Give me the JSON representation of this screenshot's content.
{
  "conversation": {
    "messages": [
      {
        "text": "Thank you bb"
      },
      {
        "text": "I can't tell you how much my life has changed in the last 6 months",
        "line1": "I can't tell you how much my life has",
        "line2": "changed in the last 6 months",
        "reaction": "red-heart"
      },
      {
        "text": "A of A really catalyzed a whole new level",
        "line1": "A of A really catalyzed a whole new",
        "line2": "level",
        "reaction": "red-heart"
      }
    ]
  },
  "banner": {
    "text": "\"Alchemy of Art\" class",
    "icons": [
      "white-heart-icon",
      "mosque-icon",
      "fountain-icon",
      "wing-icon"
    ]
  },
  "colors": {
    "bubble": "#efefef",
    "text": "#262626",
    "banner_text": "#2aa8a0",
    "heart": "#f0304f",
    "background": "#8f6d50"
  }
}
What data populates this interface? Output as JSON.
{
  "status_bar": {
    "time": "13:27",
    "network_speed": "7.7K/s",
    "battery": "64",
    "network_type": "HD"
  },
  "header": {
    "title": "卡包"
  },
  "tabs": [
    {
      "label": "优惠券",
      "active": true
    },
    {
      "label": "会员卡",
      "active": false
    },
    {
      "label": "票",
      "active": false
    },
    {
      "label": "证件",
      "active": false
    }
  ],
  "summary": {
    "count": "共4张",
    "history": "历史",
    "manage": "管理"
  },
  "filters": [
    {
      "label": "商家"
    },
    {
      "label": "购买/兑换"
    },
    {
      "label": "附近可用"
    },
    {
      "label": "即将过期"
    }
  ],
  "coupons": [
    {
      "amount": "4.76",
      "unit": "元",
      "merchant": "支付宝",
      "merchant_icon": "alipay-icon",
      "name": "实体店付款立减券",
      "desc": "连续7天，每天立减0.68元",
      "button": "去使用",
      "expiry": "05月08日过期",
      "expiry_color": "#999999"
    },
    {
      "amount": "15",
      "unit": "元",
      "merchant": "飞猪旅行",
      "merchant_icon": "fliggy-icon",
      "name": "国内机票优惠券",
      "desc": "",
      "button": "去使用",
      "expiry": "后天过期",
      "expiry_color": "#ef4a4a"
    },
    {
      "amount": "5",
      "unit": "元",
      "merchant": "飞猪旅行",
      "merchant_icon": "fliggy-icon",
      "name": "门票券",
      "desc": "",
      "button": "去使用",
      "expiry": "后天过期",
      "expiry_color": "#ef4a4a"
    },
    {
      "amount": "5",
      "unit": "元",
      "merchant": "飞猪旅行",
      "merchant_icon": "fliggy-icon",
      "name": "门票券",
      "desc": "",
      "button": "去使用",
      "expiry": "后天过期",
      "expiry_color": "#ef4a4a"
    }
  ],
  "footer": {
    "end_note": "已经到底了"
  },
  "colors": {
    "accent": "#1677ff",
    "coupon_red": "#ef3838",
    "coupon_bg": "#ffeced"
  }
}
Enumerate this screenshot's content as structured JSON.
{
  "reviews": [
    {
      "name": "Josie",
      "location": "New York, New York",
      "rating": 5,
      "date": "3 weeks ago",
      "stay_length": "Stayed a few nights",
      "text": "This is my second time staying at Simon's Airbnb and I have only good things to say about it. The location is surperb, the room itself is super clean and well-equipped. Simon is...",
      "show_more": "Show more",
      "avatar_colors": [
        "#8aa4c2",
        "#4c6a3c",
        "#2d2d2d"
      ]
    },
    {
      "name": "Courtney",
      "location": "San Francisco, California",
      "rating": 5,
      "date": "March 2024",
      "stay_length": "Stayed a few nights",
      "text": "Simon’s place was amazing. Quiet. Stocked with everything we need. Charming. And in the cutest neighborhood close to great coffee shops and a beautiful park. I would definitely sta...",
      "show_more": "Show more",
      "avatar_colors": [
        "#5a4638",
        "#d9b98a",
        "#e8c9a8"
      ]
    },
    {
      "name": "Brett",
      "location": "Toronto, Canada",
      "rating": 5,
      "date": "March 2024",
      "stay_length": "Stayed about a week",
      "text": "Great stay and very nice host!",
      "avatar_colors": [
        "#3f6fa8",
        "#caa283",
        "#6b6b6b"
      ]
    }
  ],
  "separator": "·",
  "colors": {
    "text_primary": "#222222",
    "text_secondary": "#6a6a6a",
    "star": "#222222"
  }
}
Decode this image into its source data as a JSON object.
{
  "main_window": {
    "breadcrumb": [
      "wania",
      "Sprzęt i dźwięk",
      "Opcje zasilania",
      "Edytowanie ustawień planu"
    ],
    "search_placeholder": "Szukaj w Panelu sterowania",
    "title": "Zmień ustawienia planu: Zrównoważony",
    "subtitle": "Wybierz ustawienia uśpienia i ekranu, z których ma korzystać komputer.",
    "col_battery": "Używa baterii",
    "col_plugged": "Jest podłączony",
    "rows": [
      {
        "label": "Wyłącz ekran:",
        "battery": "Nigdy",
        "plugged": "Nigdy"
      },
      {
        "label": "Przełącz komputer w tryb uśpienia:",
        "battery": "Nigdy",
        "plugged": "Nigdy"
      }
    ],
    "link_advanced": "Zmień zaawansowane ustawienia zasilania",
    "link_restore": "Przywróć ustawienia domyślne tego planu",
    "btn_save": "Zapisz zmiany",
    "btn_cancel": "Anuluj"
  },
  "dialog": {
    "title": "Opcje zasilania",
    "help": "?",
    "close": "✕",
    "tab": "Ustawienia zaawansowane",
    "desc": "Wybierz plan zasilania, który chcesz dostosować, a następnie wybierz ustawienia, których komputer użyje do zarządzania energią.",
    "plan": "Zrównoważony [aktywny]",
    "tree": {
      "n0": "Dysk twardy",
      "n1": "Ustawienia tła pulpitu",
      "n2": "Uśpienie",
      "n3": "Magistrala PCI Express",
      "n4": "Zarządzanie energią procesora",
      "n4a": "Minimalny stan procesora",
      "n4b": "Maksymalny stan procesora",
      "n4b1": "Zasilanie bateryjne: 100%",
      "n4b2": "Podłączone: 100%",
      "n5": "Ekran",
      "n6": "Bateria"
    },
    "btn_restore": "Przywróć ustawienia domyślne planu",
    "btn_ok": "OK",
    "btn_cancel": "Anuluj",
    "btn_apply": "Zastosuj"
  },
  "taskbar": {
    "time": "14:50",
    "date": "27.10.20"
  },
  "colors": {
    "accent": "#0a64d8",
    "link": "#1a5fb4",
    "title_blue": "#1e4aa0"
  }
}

# # # # #

→ **PROMPT**
In the records, locate each line holding the string "screenshot" and copy it.

→ **EXPECTED ANSWER**
Give me the JSON representation of this screenshot's content.
Enumerate this screenshot's content as structured JSON.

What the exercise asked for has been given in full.